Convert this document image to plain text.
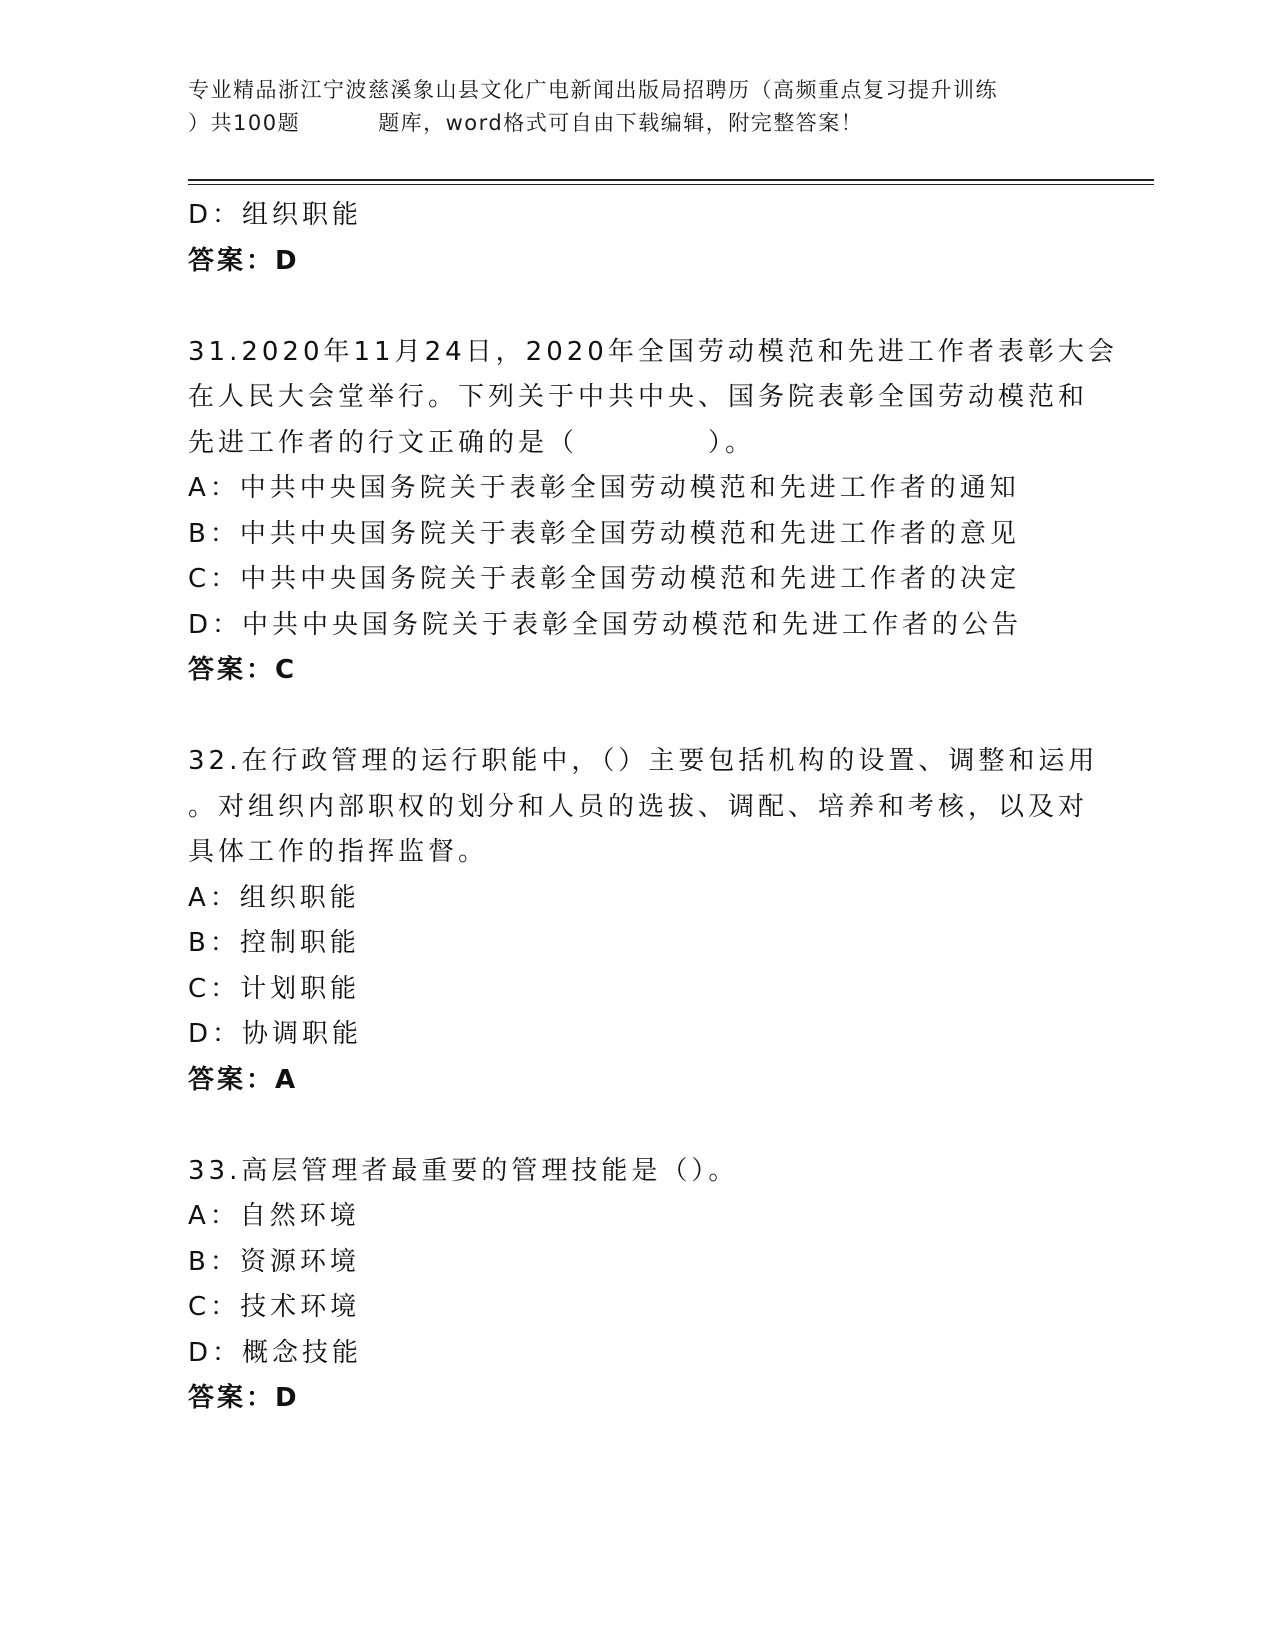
专业精品浙江宁波慈溪象山县文化广电新闻出版局招聘历（高频重点复习提升训练
）共100题	题库，word格式可自由下载编辑，附完整答案！
D：组织职能
答案：D
31.2020年11月24日，2020年全国劳动模范和先进工作者表彰大会
在人民大会堂举行。下列关于中共中央、国务院表彰全国劳动模范和
先进工作者的行文正确的是（	）。
A：中共中央国务院关于表彰全国劳动模范和先进工作者的通知
B：中共中央国务院关于表彰全国劳动模范和先进工作者的意见
C：中共中央国务院关于表彰全国劳动模范和先进工作者的决定
D：中共中央国务院关于表彰全国劳动模范和先进工作者的公告
答案：C
32.在行政管理的运行职能中，（）主要包括机构的设置、调整和运用
。对组织内部职权的划分和人员的选拔、调配、培养和考核，以及对
具体工作的指挥监督。
A：组织职能
B：控制职能
C：计划职能
D：协调职能
答案：A
33.高层管理者最重要的管理技能是（）。
A：自然环境
B：资源环境
C：技术环境
D：概念技能
答案：D
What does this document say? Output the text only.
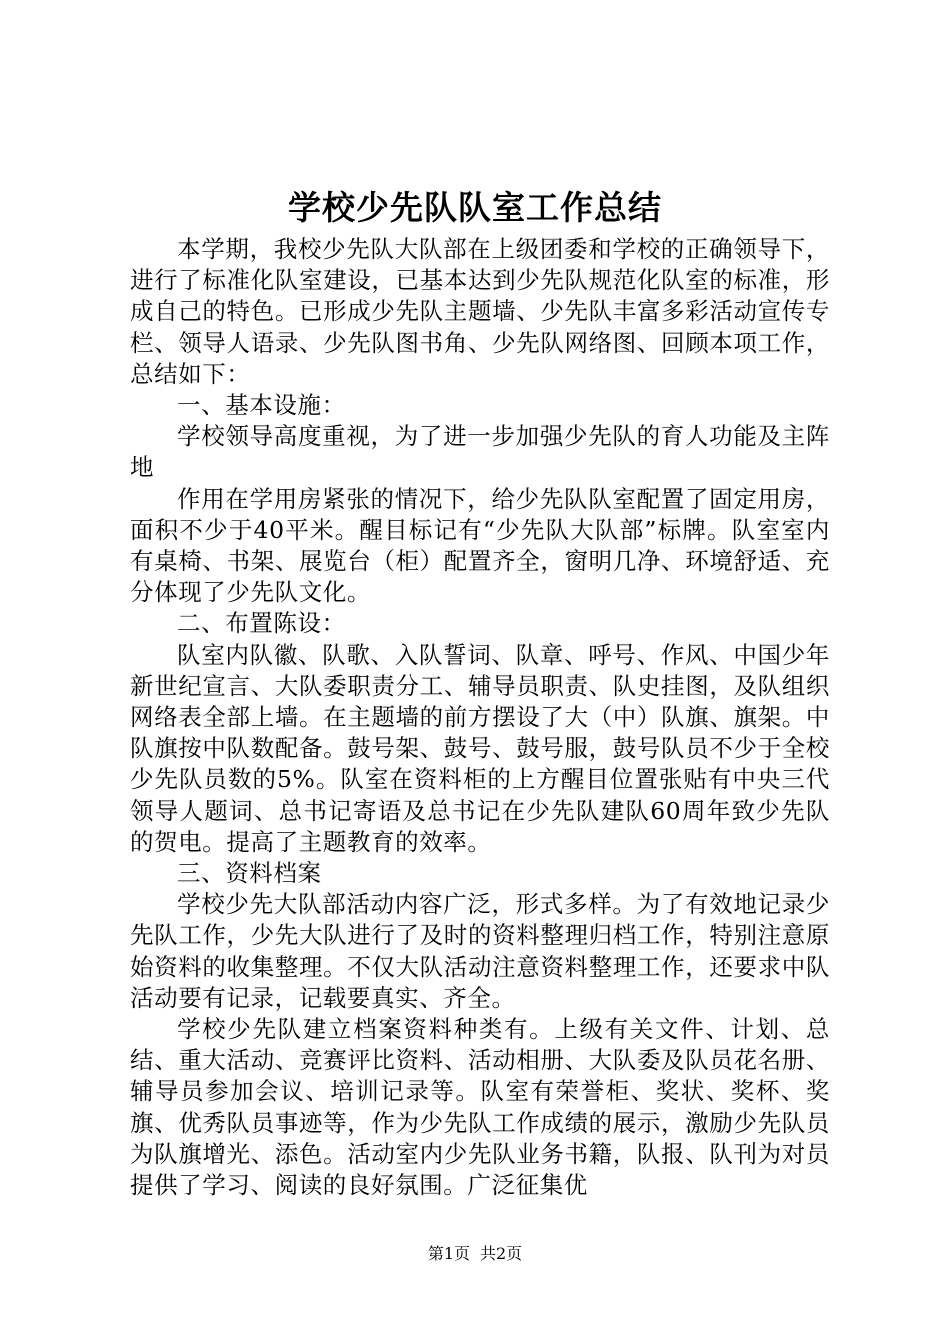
学校少先队队室工作总结

本学期，我校少先队大队部在上级团委和学校的正确领导下，进行了标准化队室建设，已基本达到少先队规范化队室的标准，形成自己的特色。已形成少先队主题墙、少先队丰富多彩活动宣传专栏、领导人语录、少先队图书角、少先队网络图、回顾本项工作，总结如下：

一、基本设施：

学校领导高度重视，为了进一步加强少先队的育人功能及主阵地

作用在学用房紧张的情况下，给少先队队室配置了固定用房，面积不少于40平米。醒目标记有“少先队大队部”标牌。队室室内有桌椅、书架、展览台（柜）配置齐全，窗明几净、环境舒适、充分体现了少先队文化。

二、布置陈设：

队室内队徽、队歌、入队誓词、队章、呼号、作风、中国少年新世纪宣言、大队委职责分工、辅导员职责、队史挂图，及队组织网络表全部上墙。在主题墙的前方摆设了大（中）队旗、旗架。中队旗按中队数配备。鼓号架、鼓号、鼓号服，鼓号队员不少于全校少先队员数的5%。队室在资料柜的上方醒目位置张贴有中央三代领导人题词、总书记寄语及总书记在少先队建队60周年致少先队的贺电。提高了主题教育的效率。

三、资料档案

学校少先大队部活动内容广泛，形式多样。为了有效地记录少先队工作，少先大队进行了及时的资料整理归档工作，特别注意原始资料的收集整理。不仅大队活动注意资料整理工作，还要求中队活动要有记录，记载要真实、齐全。

学校少先队建立档案资料种类有。上级有关文件、计划、总结、重大活动、竞赛评比资料、活动相册、大队委及队员花名册、辅导员参加会议、培训记录等。队室有荣誉柜、奖状、奖杯、奖旗、优秀队员事迹等，作为少先队工作成绩的展示，激励少先队员为队旗增光、添色。活动室内少先队业务书籍，队报、队刊为对员提供了学习、阅读的良好氛围。广泛征集优

第1页 共2页
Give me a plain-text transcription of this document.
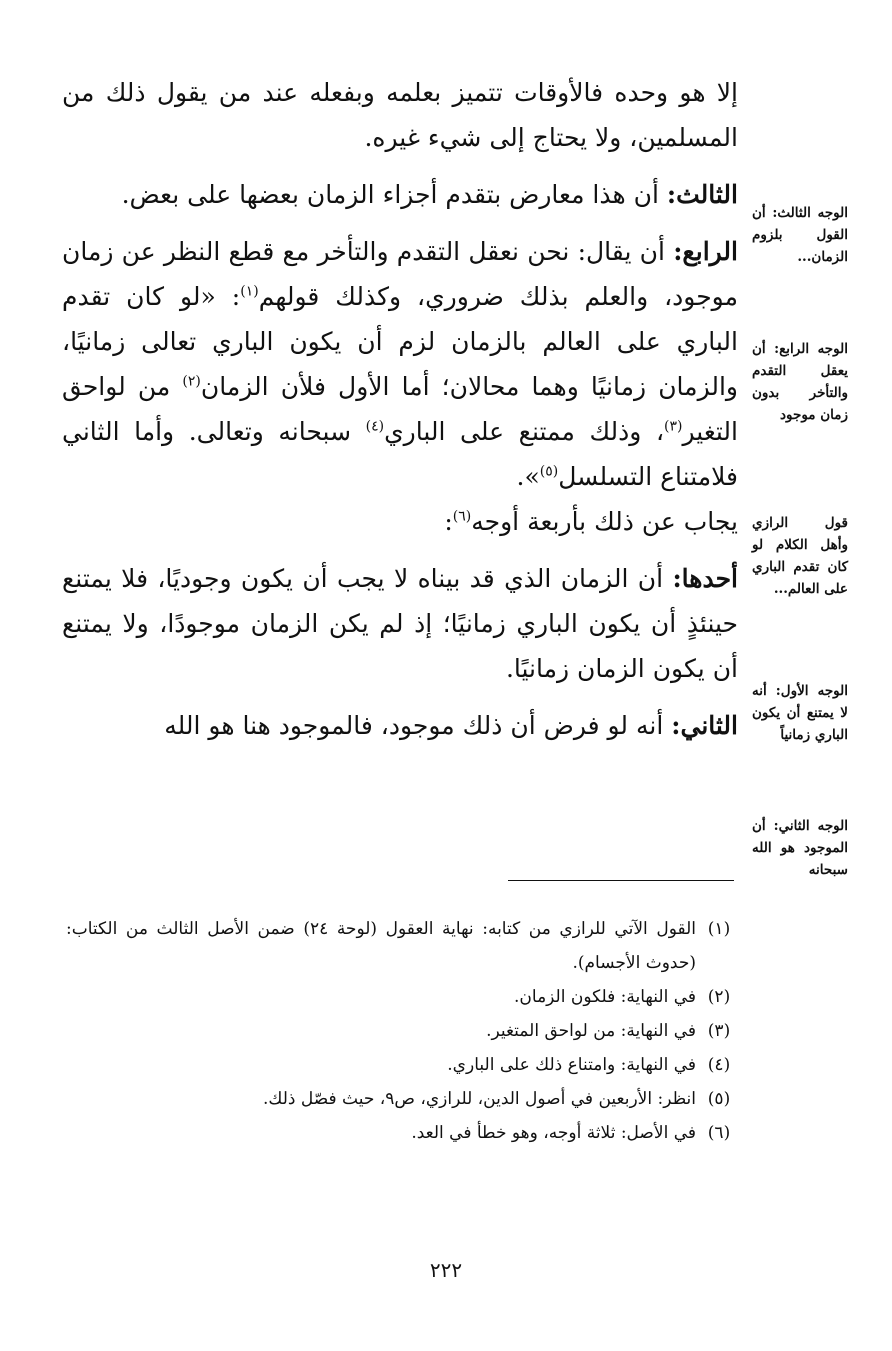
إلا هو وحده فالأوقات تتميز بعلمه وبفعله عند من يقول ذلك من المسلمين، ولا يحتاج إلى شيء غيره.

الثالث: أن هذا معارض بتقدم أجزاء الزمان بعضها على بعض.

الرابع: أن يقال: نحن نعقل التقدم والتأخر مع قطع النظر عن زمان موجود، والعلم بذلك ضروري، وكذلك قولهم$^{(١)}$: «لو كان تقدم الباري على العالم بالزمان لزم أن يكون الباري تعالى زمانيًا، والزمان زمانيًا وهما محالان؛ أما الأول فلأن الزمان$^{(٢)}$ من لواحق التغير$^{(٣)}$، وذلك ممتنع على الباري$^{(٤)}$ سبحانه وتعالى. وأما الثاني فلامتناع التسلسل$^{(٥)}$».

يجاب عن ذلك بأربعة أوجه$^{(٦)}$:

أحدها: أن الزمان الذي قد بيناه لا يجب أن يكون وجوديًا، فلا يمتنع حينئذٍ أن يكون الباري زمانيًا؛ إذ لم يكن الزمان موجودًا، ولا يمتنع أن يكون الزمان زمانيًا.

الثاني: أنه لو فرض أن ذلك موجود، فالموجود هنا هو الله

الوجه الثالث: أن القول بلزوم الزمان...
الوجه الرابع: أن يعقل التقدم والتأخر بدون زمان موجود
قول الرازي وأهل الكلام لو كان تقدم الباري على العالم...
الوجه الأول: أنه لا يمتنع أن يكون الباري زمانياً
الوجه الثاني: أن الموجود هو الله سبحانه
(١)
القول الآتي للرازي من كتابه: نهاية العقول (لوحة ٢٤) ضمن الأصل الثالث من الكتاب: (حدوث الأجسام).
(٢)
في النهاية: فلكون الزمان.
(٣)
في النهاية: من لواحق المتغير.
(٤)
في النهاية: وامتناع ذلك على الباري.
(٥)
انظر: الأربعين في أصول الدين، للرازي، ص٩، حيث فصّل ذلك.
(٦)
في الأصل: ثلاثة أوجه، وهو خطأ في العد.
٢٢٢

____

▶ Written exercise
In the material above, find the lines that contain "القول" and show them.

▶ Complete output
الوجه الثالث: أن القول بلزوم الزمان...
القول الآتي للرازي من كتابه: نهاية العقول (لوحة ٢٤) ضمن الأصل الثالث من الكتاب: (حدوث الأجسام).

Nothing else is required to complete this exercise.